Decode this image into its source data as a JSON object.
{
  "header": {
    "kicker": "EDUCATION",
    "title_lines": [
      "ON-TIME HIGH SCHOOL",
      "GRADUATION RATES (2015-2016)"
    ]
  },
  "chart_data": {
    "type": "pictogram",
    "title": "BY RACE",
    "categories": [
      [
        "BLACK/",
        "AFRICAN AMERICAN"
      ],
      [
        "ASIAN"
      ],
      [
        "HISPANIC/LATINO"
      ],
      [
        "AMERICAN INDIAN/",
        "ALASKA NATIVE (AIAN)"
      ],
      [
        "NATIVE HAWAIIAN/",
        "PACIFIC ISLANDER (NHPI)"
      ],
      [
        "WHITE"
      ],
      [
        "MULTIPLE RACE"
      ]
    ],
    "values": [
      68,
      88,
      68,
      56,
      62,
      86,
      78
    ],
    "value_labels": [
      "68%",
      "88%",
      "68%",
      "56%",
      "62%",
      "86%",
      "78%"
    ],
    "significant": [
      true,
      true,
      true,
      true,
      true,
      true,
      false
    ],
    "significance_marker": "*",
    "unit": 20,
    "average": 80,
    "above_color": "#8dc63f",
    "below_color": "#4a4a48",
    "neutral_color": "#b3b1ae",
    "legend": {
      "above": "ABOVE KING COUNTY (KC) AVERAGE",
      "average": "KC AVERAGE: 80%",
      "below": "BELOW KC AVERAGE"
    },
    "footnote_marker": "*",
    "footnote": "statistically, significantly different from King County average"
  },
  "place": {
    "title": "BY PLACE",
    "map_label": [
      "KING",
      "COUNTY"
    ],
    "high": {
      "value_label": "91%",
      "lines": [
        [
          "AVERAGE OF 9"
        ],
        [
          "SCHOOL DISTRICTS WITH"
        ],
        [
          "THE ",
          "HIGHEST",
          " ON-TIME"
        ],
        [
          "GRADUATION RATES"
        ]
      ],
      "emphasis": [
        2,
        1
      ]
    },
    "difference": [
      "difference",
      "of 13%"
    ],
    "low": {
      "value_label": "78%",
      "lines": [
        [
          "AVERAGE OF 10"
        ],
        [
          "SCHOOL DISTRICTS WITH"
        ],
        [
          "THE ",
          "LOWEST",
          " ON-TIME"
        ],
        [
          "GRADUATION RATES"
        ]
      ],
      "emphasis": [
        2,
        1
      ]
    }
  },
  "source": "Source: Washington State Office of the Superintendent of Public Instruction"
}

(GIVEN EXERCISE): The records above are to be repeated exactly, in their entirety.

(SOLUTION TO THIS EXERCISE):
Decode this image into its source data as a JSON object.
{
  "header": {
    "kicker": "EDUCATION",
    "title_lines": [
      "ON-TIME HIGH SCHOOL",
      "GRADUATION RATES (2015-2016)"
    ]
  },
  "chart_data": {
    "type": "pictogram",
    "title": "BY RACE",
    "categories": [
      [
        "BLACK/",
        "AFRICAN AMERICAN"
      ],
      [
        "ASIAN"
      ],
      [
        "HISPANIC/LATINO"
      ],
      [
        "AMERICAN INDIAN/",
        "ALASKA NATIVE (AIAN)"
      ],
      [
        "NATIVE HAWAIIAN/",
        "PACIFIC ISLANDER (NHPI)"
      ],
      [
        "WHITE"
      ],
      [
        "MULTIPLE RACE"
      ]
    ],
    "values": [
      68,
      88,
      68,
      56,
      62,
      86,
      78
    ],
    "value_labels": [
      "68%",
      "88%",
      "68%",
      "56%",
      "62%",
      "86%",
      "78%"
    ],
    "significant": [
      true,
      true,
      true,
      true,
      true,
      true,
      false
    ],
    "significance_marker": "*",
    "unit": 20,
    "average": 80,
    "above_color": "#8dc63f",
    "below_color": "#4a4a48",
    "neutral_color": "#b3b1ae",
    "legend": {
      "above": "ABOVE KING COUNTY (KC) AVERAGE",
      "average": "KC AVERAGE: 80%",
      "below": "BELOW KC AVERAGE"
    },
    "footnote_marker": "*",
    "footnote": "statistically, significantly different from King County average"
  },
  "place": {
    "title": "BY PLACE",
    "map_label": [
      "KING",
      "COUNTY"
    ],
    "high": {
      "value_label": "91%",
      "lines": [
        [
          "AVERAGE OF 9"
        ],
        [
          "SCHOOL DISTRICTS WITH"
        ],
        [
          "THE ",
          "HIGHEST",
          " ON-TIME"
        ],
        [
          "GRADUATION RATES"
        ]
      ],
      "emphasis": [
        2,
        1
      ]
    },
    "difference": [
      "difference",
      "of 13%"
    ],
    "low": {
      "value_label": "78%",
      "lines": [
        [
          "AVERAGE OF 10"
        ],
        [
          "SCHOOL DISTRICTS WITH"
        ],
        [
          "THE ",
          "LOWEST",
          " ON-TIME"
        ],
        [
          "GRADUATION RATES"
        ]
      ],
      "emphasis": [
        2,
        1
      ]
    }
  },
  "source": "Source: Washington State Office of the Superintendent of Public Instruction"
}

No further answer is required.